Task goal: Copy every entry word for word. Skip the pictures.

Records for processing:

————————

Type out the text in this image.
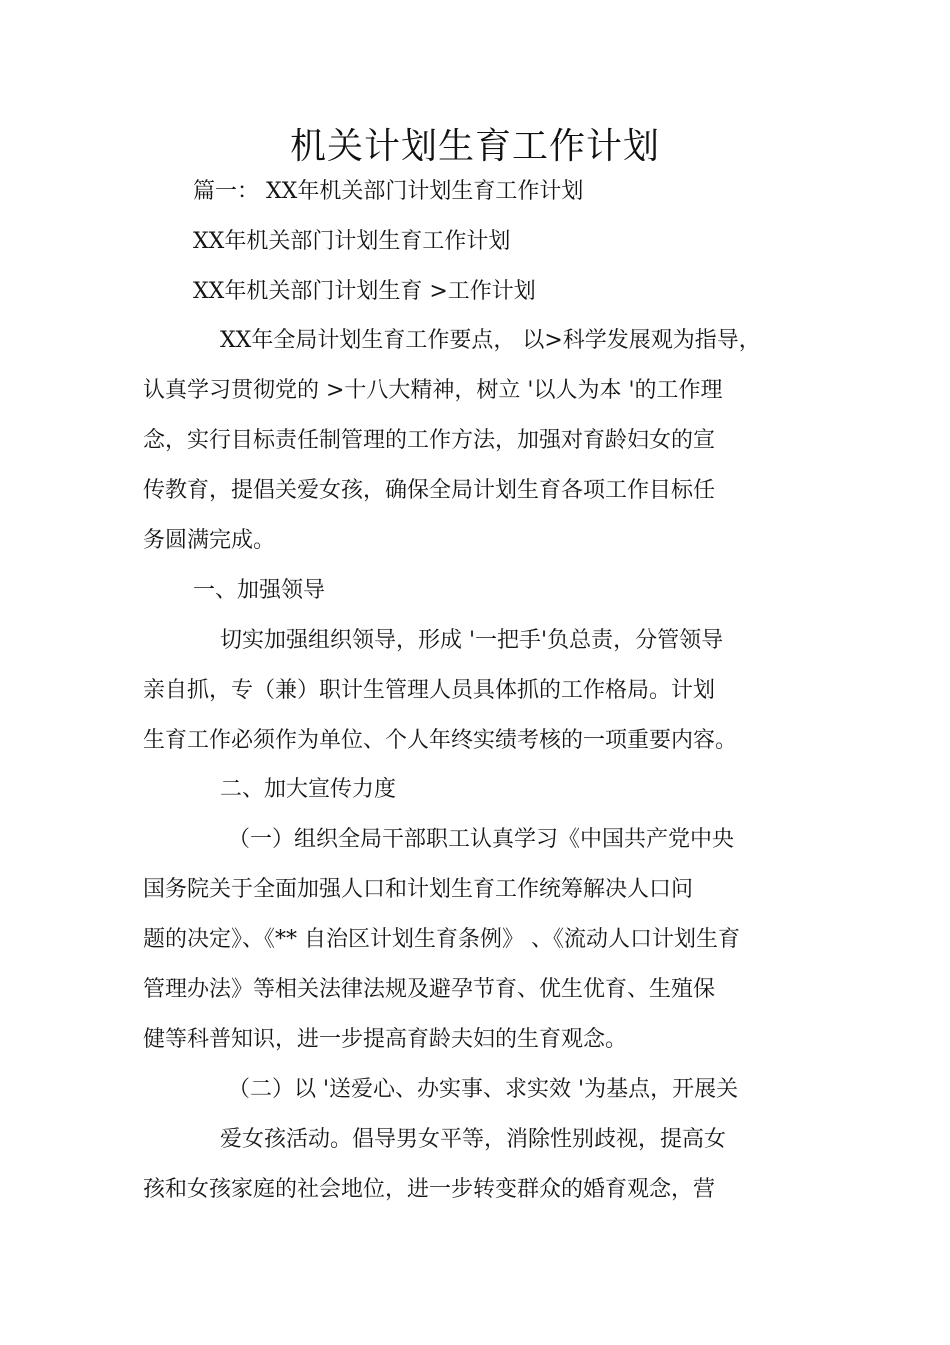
机关计划生育工作计划
篇一： XX年机关部门计划生育工作计划
XX年机关部门计划生育工作计划
XX年机关部门计划生育 >工作计划
XX年全局计划生育工作要点， 以>科学发展观为指导，
认真学习贯彻党的 >十八大精神，树立 '以人为本 '的工作理
念，实行目标责任制管理的工作方法，加强对育龄妇女的宣
传教育，提倡关爱女孩，确保全局计划生育各项工作目标任
务圆满完成。
一、加强领导
切实加强组织领导，形成 '一把手'负总责，分管领导
亲自抓，专（兼）职计生管理人员具体抓的工作格局。计划
生育工作必须作为单位、个人年终实绩考核的一项重要内容。
二、加大宣传力度
（一）组织全局干部职工认真学习《中国共产党中央
国务院关于全面加强人口和计划生育工作统筹解决人口问
题的决定》、《** 自治区计划生育条例》 、《流动人口计划生育
管理办法》等相关法律法规及避孕节育、优生优育、生殖保
健等科普知识，进一步提高育龄夫妇的生育观念。
（二）以 '送爱心、办实事、求实效 '为基点，开展关
爱女孩活动。倡导男女平等，消除性别歧视，提高女
孩和女孩家庭的社会地位，进一步转变群众的婚育观念，营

————————

Response below:
Type out the text in this image.
机关计划生育工作计划
篇一： XX年机关部门计划生育工作计划
XX年机关部门计划生育工作计划
XX年机关部门计划生育 >工作计划
XX年全局计划生育工作要点， 以>科学发展观为指导，
认真学习贯彻党的 >十八大精神，树立 '以人为本 '的工作理
念，实行目标责任制管理的工作方法，加强对育龄妇女的宣
传教育，提倡关爱女孩，确保全局计划生育各项工作目标任
务圆满完成。
一、加强领导
切实加强组织领导，形成 '一把手'负总责，分管领导
亲自抓，专（兼）职计生管理人员具体抓的工作格局。计划
生育工作必须作为单位、个人年终实绩考核的一项重要内容。
二、加大宣传力度
（一）组织全局干部职工认真学习《中国共产党中央
国务院关于全面加强人口和计划生育工作统筹解决人口问
题的决定》、《** 自治区计划生育条例》 、《流动人口计划生育
管理办法》等相关法律法规及避孕节育、优生优育、生殖保
健等科普知识，进一步提高育龄夫妇的生育观念。
（二）以 '送爱心、办实事、求实效 '为基点，开展关
爱女孩活动。倡导男女平等，消除性别歧视，提高女
孩和女孩家庭的社会地位，进一步转变群众的婚育观念，营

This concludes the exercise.